▶ Given problem:
Transcribe every entry word for word, leaving out all images.

▶ Data provided:
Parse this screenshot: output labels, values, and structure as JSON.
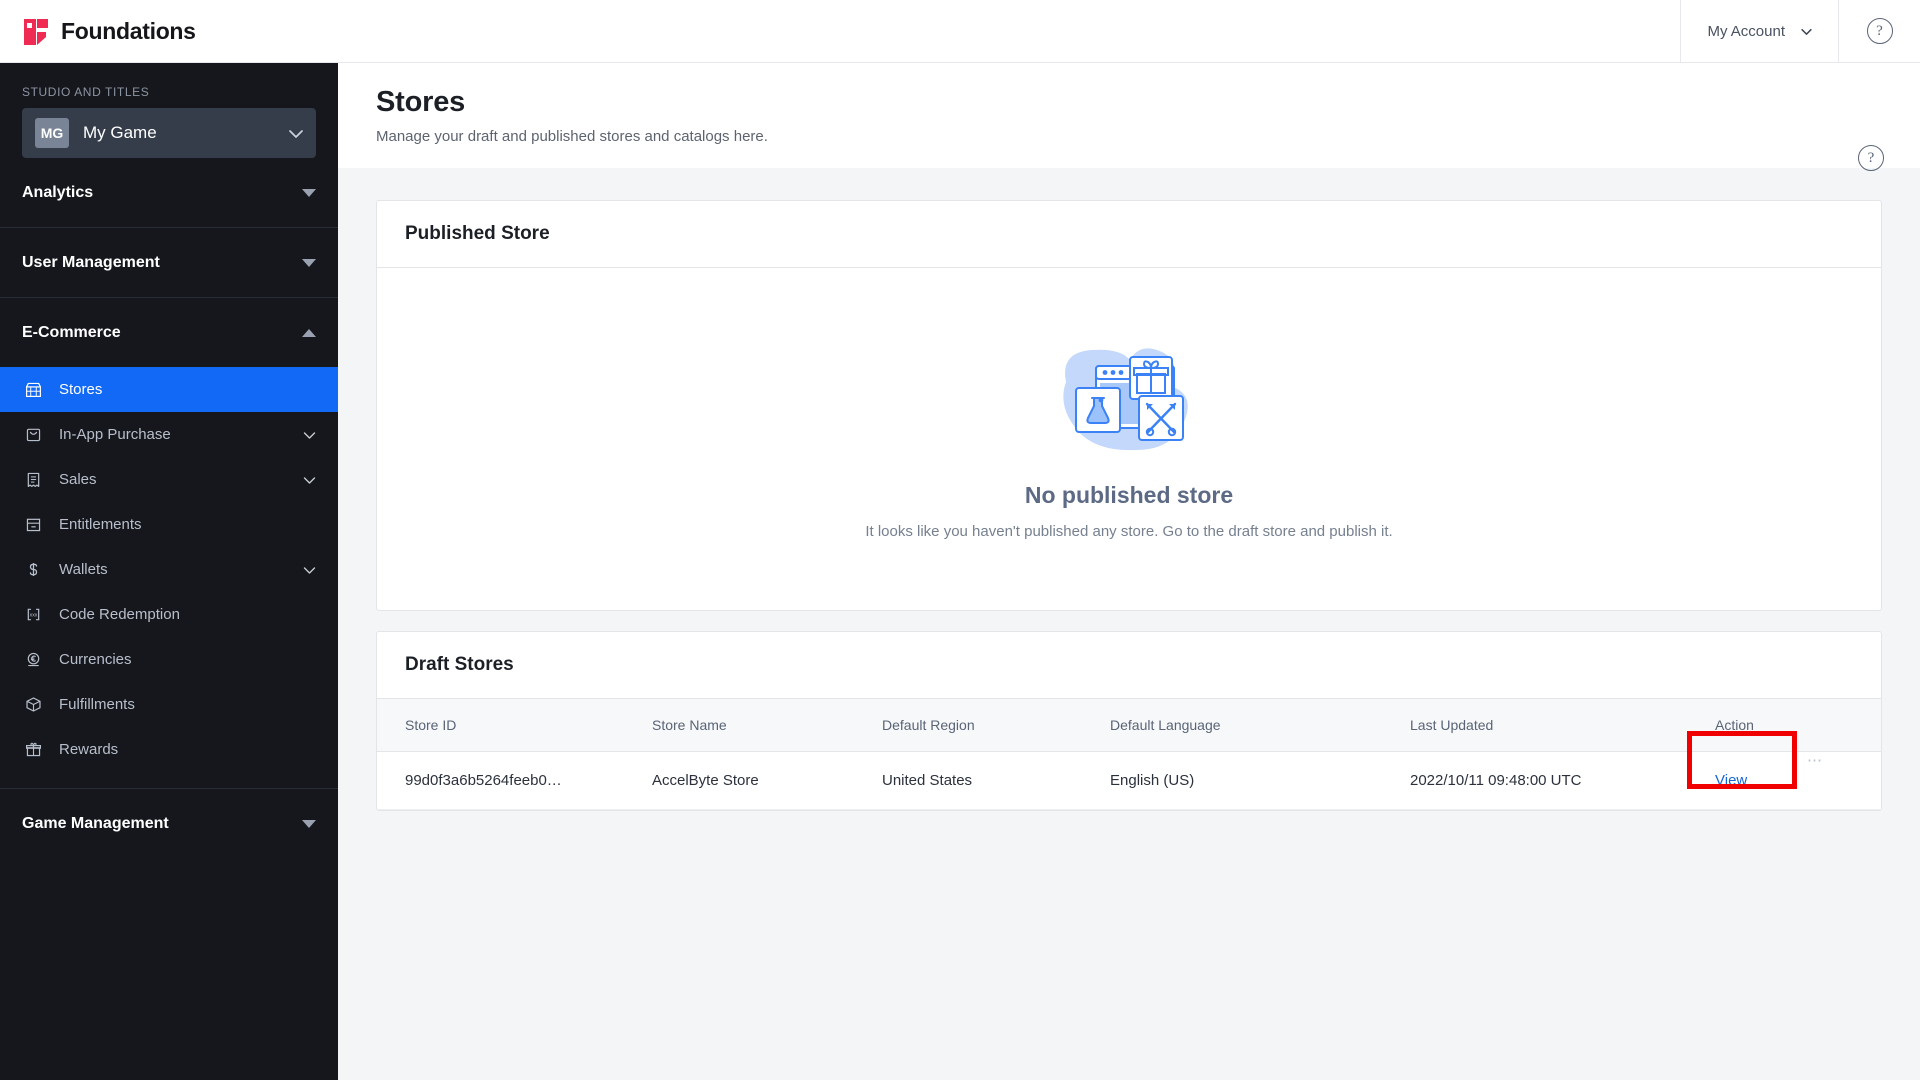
{
  "brand": {
    "name": "Foundations",
    "logo_colors": {
      "primary": "#ef2a53",
      "dark": "#15161a"
    }
  },
  "topbar": {
    "account_label": "My Account",
    "account_chevron_icon": "chevron-down-icon",
    "help_icon": "question-circle-icon"
  },
  "sidebar": {
    "studio_label": "STUDIO AND TITLES",
    "game": {
      "initials": "MG",
      "name": "My Game",
      "chevron_icon": "chevron-down-icon"
    },
    "sections": [
      {
        "title": "Analytics",
        "state": "collapsed",
        "toggle_icon": "triangle-down-icon",
        "items": []
      },
      {
        "title": "User Management",
        "state": "collapsed",
        "toggle_icon": "triangle-down-icon",
        "items": []
      },
      {
        "title": "E-Commerce",
        "state": "expanded",
        "toggle_icon": "triangle-up-icon",
        "items": [
          {
            "label": "Stores",
            "icon": "storefront-icon",
            "active": true,
            "expandable": false
          },
          {
            "label": "In-App Purchase",
            "icon": "shopping-bag-icon",
            "active": false,
            "expandable": true
          },
          {
            "label": "Sales",
            "icon": "receipt-icon",
            "active": false,
            "expandable": true
          },
          {
            "label": "Entitlements",
            "icon": "entitlement-box-icon",
            "active": false,
            "expandable": false
          },
          {
            "label": "Wallets",
            "icon": "dollar-sign-icon",
            "active": false,
            "expandable": true
          },
          {
            "label": "Code Redemption",
            "icon": "code-brackets-icon",
            "active": false,
            "expandable": false
          },
          {
            "label": "Currencies",
            "icon": "coin-euro-icon",
            "active": false,
            "expandable": false
          },
          {
            "label": "Fulfillments",
            "icon": "package-box-icon",
            "active": false,
            "expandable": false
          },
          {
            "label": "Rewards",
            "icon": "gift-icon",
            "active": false,
            "expandable": false
          }
        ]
      },
      {
        "title": "Game Management",
        "state": "collapsed",
        "toggle_icon": "triangle-down-icon",
        "items": []
      }
    ],
    "active_accent_color": "#1169f5",
    "background_color": "#15171c"
  },
  "page": {
    "title": "Stores",
    "subtitle": "Manage your draft and published stores and catalogs here.",
    "help_icon": "question-circle-icon"
  },
  "published_store_card": {
    "title": "Published Store",
    "empty_illustration_icon": "store-catalog-illustration",
    "empty_title": "No published store",
    "empty_desc": "It looks like you haven't published any store. Go to the draft store and publish it."
  },
  "draft_stores_card": {
    "title": "Draft Stores",
    "columns": [
      "Store ID",
      "Store Name",
      "Default Region",
      "Default Language",
      "Last Updated",
      "Action"
    ],
    "rows": [
      {
        "store_id": "99d0f3a6b5264feeb0…",
        "store_name": "AccelByte Store",
        "default_region": "United States",
        "default_language": "English (US)",
        "last_updated": "2022/10/11 09:48:00 UTC",
        "action_label": "View",
        "action_menu": "⋯"
      }
    ],
    "highlight": {
      "target": "View",
      "color": "#f00000"
    }
  }
}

▶ Response to the exercise:
Parse this screenshot: output labels, values, and structure as JSON.
{
  "brand": {
    "name": "Foundations",
    "logo_colors": {
      "primary": "#ef2a53",
      "dark": "#15161a"
    }
  },
  "topbar": {
    "account_label": "My Account",
    "account_chevron_icon": "chevron-down-icon",
    "help_icon": "question-circle-icon"
  },
  "sidebar": {
    "studio_label": "STUDIO AND TITLES",
    "game": {
      "initials": "MG",
      "name": "My Game",
      "chevron_icon": "chevron-down-icon"
    },
    "sections": [
      {
        "title": "Analytics",
        "state": "collapsed",
        "toggle_icon": "triangle-down-icon",
        "items": []
      },
      {
        "title": "User Management",
        "state": "collapsed",
        "toggle_icon": "triangle-down-icon",
        "items": []
      },
      {
        "title": "E-Commerce",
        "state": "expanded",
        "toggle_icon": "triangle-up-icon",
        "items": [
          {
            "label": "Stores",
            "icon": "storefront-icon",
            "active": true,
            "expandable": false
          },
          {
            "label": "In-App Purchase",
            "icon": "shopping-bag-icon",
            "active": false,
            "expandable": true
          },
          {
            "label": "Sales",
            "icon": "receipt-icon",
            "active": false,
            "expandable": true
          },
          {
            "label": "Entitlements",
            "icon": "entitlement-box-icon",
            "active": false,
            "expandable": false
          },
          {
            "label": "Wallets",
            "icon": "dollar-sign-icon",
            "active": false,
            "expandable": true
          },
          {
            "label": "Code Redemption",
            "icon": "code-brackets-icon",
            "active": false,
            "expandable": false
          },
          {
            "label": "Currencies",
            "icon": "coin-euro-icon",
            "active": false,
            "expandable": false
          },
          {
            "label": "Fulfillments",
            "icon": "package-box-icon",
            "active": false,
            "expandable": false
          },
          {
            "label": "Rewards",
            "icon": "gift-icon",
            "active": false,
            "expandable": false
          }
        ]
      },
      {
        "title": "Game Management",
        "state": "collapsed",
        "toggle_icon": "triangle-down-icon",
        "items": []
      }
    ],
    "active_accent_color": "#1169f5",
    "background_color": "#15171c"
  },
  "page": {
    "title": "Stores",
    "subtitle": "Manage your draft and published stores and catalogs here.",
    "help_icon": "question-circle-icon"
  },
  "published_store_card": {
    "title": "Published Store",
    "empty_illustration_icon": "store-catalog-illustration",
    "empty_title": "No published store",
    "empty_desc": "It looks like you haven't published any store. Go to the draft store and publish it."
  },
  "draft_stores_card": {
    "title": "Draft Stores",
    "columns": [
      "Store ID",
      "Store Name",
      "Default Region",
      "Default Language",
      "Last Updated",
      "Action"
    ],
    "rows": [
      {
        "store_id": "99d0f3a6b5264feeb0…",
        "store_name": "AccelByte Store",
        "default_region": "United States",
        "default_language": "English (US)",
        "last_updated": "2022/10/11 09:48:00 UTC",
        "action_label": "View",
        "action_menu": "⋯"
      }
    ],
    "highlight": {
      "target": "View",
      "color": "#f00000"
    }
  }
}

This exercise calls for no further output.